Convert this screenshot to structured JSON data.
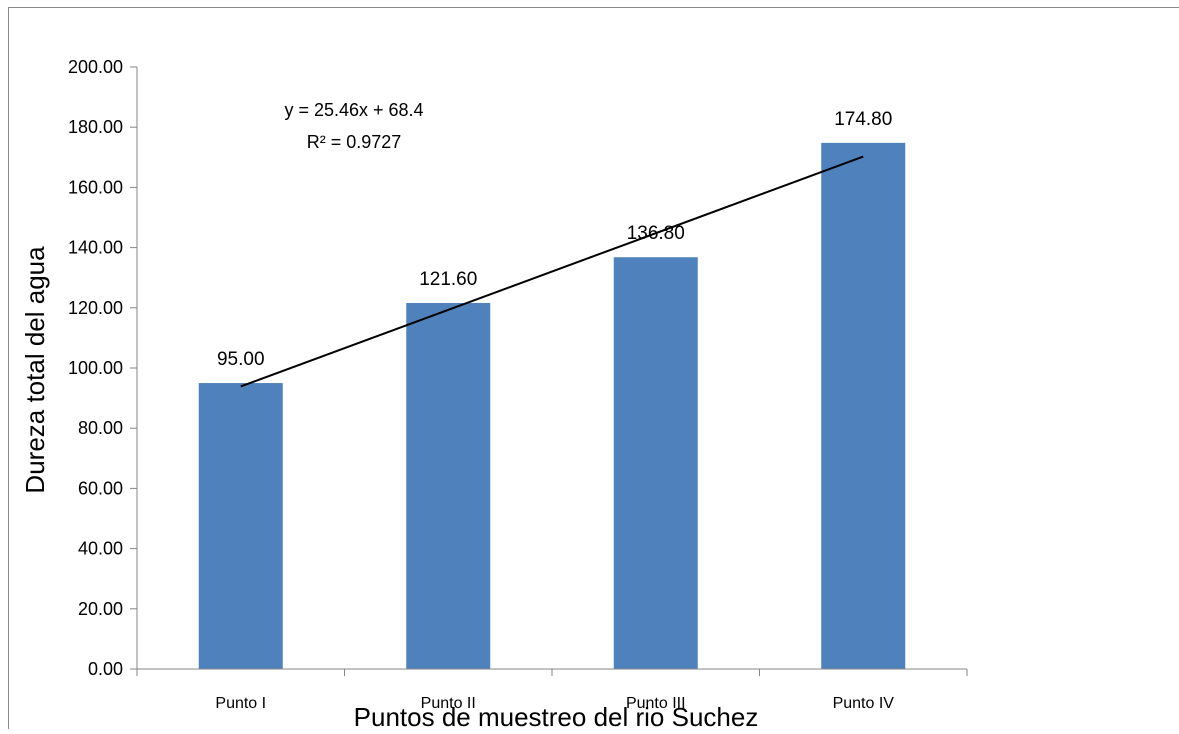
{
  "chart_data": {
    "type": "bar",
    "categories": [
      "Punto I",
      "Punto II",
      "Punto III",
      "Punto IV"
    ],
    "series": [
      {
        "values": [
          95.0,
          121.6,
          136.8,
          174.8
        ],
        "color": "#4F81BD"
      }
    ],
    "data_labels": [
      "95.00",
      "121.60",
      "136.80",
      "174.80"
    ],
    "ylim": [
      0,
      200
    ],
    "y_ticks": [
      "0.00",
      "20.00",
      "40.00",
      "60.00",
      "80.00",
      "100.00",
      "120.00",
      "140.00",
      "160.00",
      "180.00",
      "200.00"
    ],
    "xlabel": "Puntos de muestreo del rio Suchez",
    "ylabel": "Dureza total del agua",
    "trendline": {
      "type": "linear",
      "slope": 25.46,
      "intercept": 68.4,
      "equation": "y = 25.46x + 68.4",
      "r_squared": "R² = 0.9727",
      "color": "#000000"
    },
    "grid": false,
    "legend": "none"
  }
}
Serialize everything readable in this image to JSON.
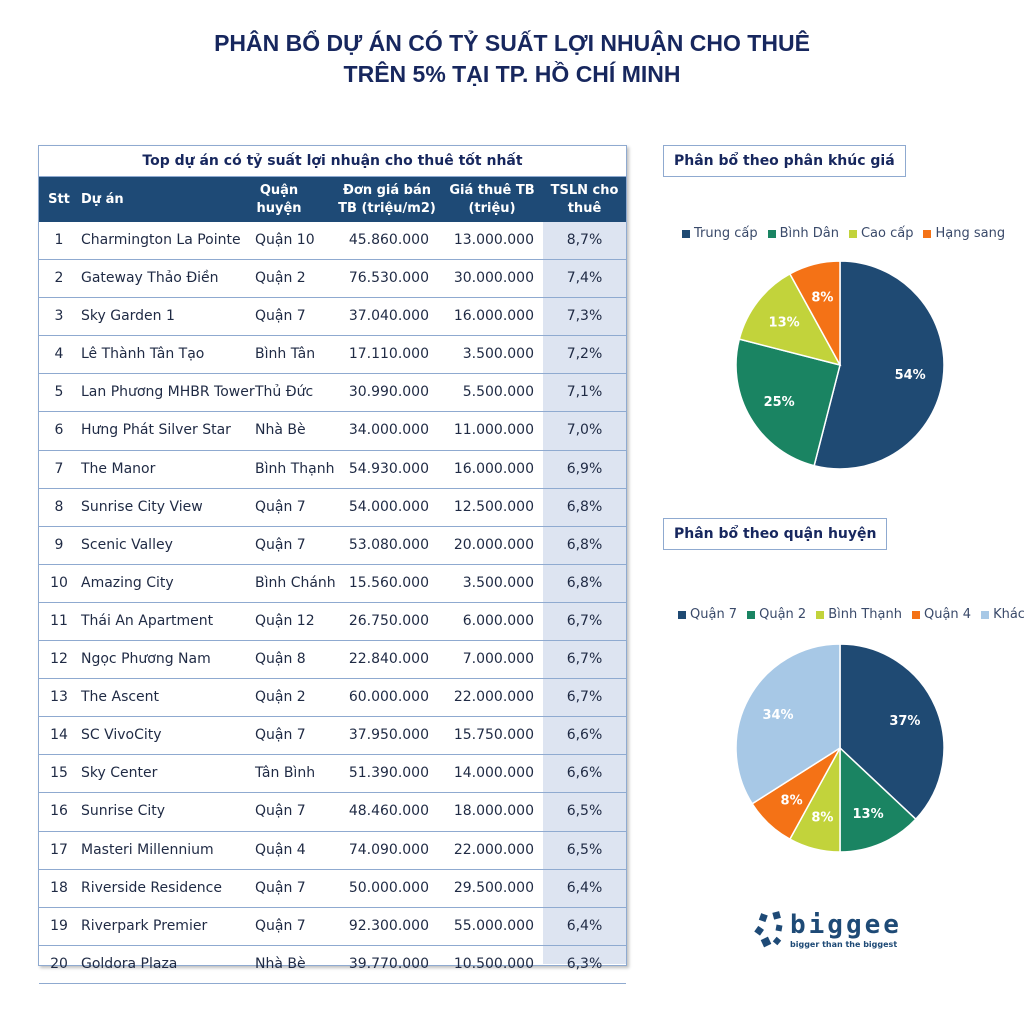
{
  "title": {
    "line1": "PHÂN BỔ DỰ ÁN CÓ TỶ SUẤT LỢI NHUẬN CHO THUÊ",
    "line2": "TRÊN 5% TẠI TP. HỒ CHÍ MINH"
  },
  "table": {
    "title": "Top dự án có tỷ suất lợi nhuận  cho thuê tốt nhất",
    "headers": {
      "stt": "Stt",
      "name": "Dự án",
      "district": "Quận huyện",
      "price": "Đơn giá bán TB (triệu/m2)",
      "rent": "Giá thuê TB (triệu)",
      "yield": "TSLN cho thuê"
    },
    "rows": [
      [
        "1",
        "Charmington La Pointe",
        "Quận 10",
        "45.860.000",
        "13.000.000",
        "8,7%"
      ],
      [
        "2",
        "Gateway Thảo Điền",
        "Quận 2",
        "76.530.000",
        "30.000.000",
        "7,4%"
      ],
      [
        "3",
        "Sky Garden 1",
        "Quận 7",
        "37.040.000",
        "16.000.000",
        "7,3%"
      ],
      [
        "4",
        "Lê Thành Tân Tạo",
        "Bình Tân",
        "17.110.000",
        "3.500.000",
        "7,2%"
      ],
      [
        "5",
        "Lan Phương MHBR Tower",
        "Thủ Đức",
        "30.990.000",
        "5.500.000",
        "7,1%"
      ],
      [
        "6",
        "Hưng Phát Silver Star",
        "Nhà Bè",
        "34.000.000",
        "11.000.000",
        "7,0%"
      ],
      [
        "7",
        "The Manor",
        "Bình Thạnh",
        "54.930.000",
        "16.000.000",
        "6,9%"
      ],
      [
        "8",
        "Sunrise City View",
        "Quận 7",
        "54.000.000",
        "12.500.000",
        "6,8%"
      ],
      [
        "9",
        "Scenic Valley",
        "Quận 7",
        "53.080.000",
        "20.000.000",
        "6,8%"
      ],
      [
        "10",
        "Amazing City",
        "Bình Chánh",
        "15.560.000",
        "3.500.000",
        "6,8%"
      ],
      [
        "11",
        "Thái An Apartment",
        "Quận 12",
        "26.750.000",
        "6.000.000",
        "6,7%"
      ],
      [
        "12",
        "Ngọc Phương Nam",
        "Quận 8",
        "22.840.000",
        "7.000.000",
        "6,7%"
      ],
      [
        "13",
        "The Ascent",
        "Quận 2",
        "60.000.000",
        "22.000.000",
        "6,7%"
      ],
      [
        "14",
        "SC VivoCity",
        "Quận 7",
        "37.950.000",
        "15.750.000",
        "6,6%"
      ],
      [
        "15",
        "Sky Center",
        "Tân Bình",
        "51.390.000",
        "14.000.000",
        "6,6%"
      ],
      [
        "16",
        "Sunrise City",
        "Quận 7",
        "48.460.000",
        "18.000.000",
        "6,5%"
      ],
      [
        "17",
        "Masteri Millennium",
        "Quận 4",
        "74.090.000",
        "22.000.000",
        "6,5%"
      ],
      [
        "18",
        "Riverside Residence",
        "Quận 7",
        "50.000.000",
        "29.500.000",
        "6,4%"
      ],
      [
        "19",
        "Riverpark Premier",
        "Quận 7",
        "92.300.000",
        "55.000.000",
        "6,4%"
      ],
      [
        "20",
        "Goldora Plaza",
        "Nhà Bè",
        "39.770.000",
        "10.500.000",
        "6,3%"
      ]
    ]
  },
  "chart_data": [
    {
      "type": "pie",
      "title": "Phân bổ theo phân khúc giá",
      "legend_position": "top",
      "categories": [
        "Trung cấp",
        "Bình Dân",
        "Cao cấp",
        "Hạng sang"
      ],
      "values": [
        54,
        25,
        13,
        8
      ],
      "labels": [
        "54%",
        "25%",
        "13%",
        "8%"
      ],
      "colors": [
        "#1f4a73",
        "#1a8462",
        "#c2d33b",
        "#f47216"
      ]
    },
    {
      "type": "pie",
      "title": "Phân bổ theo quận huyện",
      "legend_position": "top",
      "categories": [
        "Quận 7",
        "Quận 2",
        "Bình Thạnh",
        "Quận 4",
        "Khác"
      ],
      "values": [
        37,
        13,
        8,
        8,
        34
      ],
      "labels": [
        "37%",
        "13%",
        "8%",
        "8%",
        "34%"
      ],
      "colors": [
        "#1f4a73",
        "#1a8462",
        "#c2d33b",
        "#f47216",
        "#a7c8e6"
      ]
    }
  ],
  "logo": {
    "name": "biggee",
    "tagline": "bigger than the biggest",
    "color": "#1e4a76"
  }
}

::::::::

## TASK INSTRUCTIONS
Indicate how many lines of the material include the word "title"; the number alone is required.

## ANSWER BELOW
4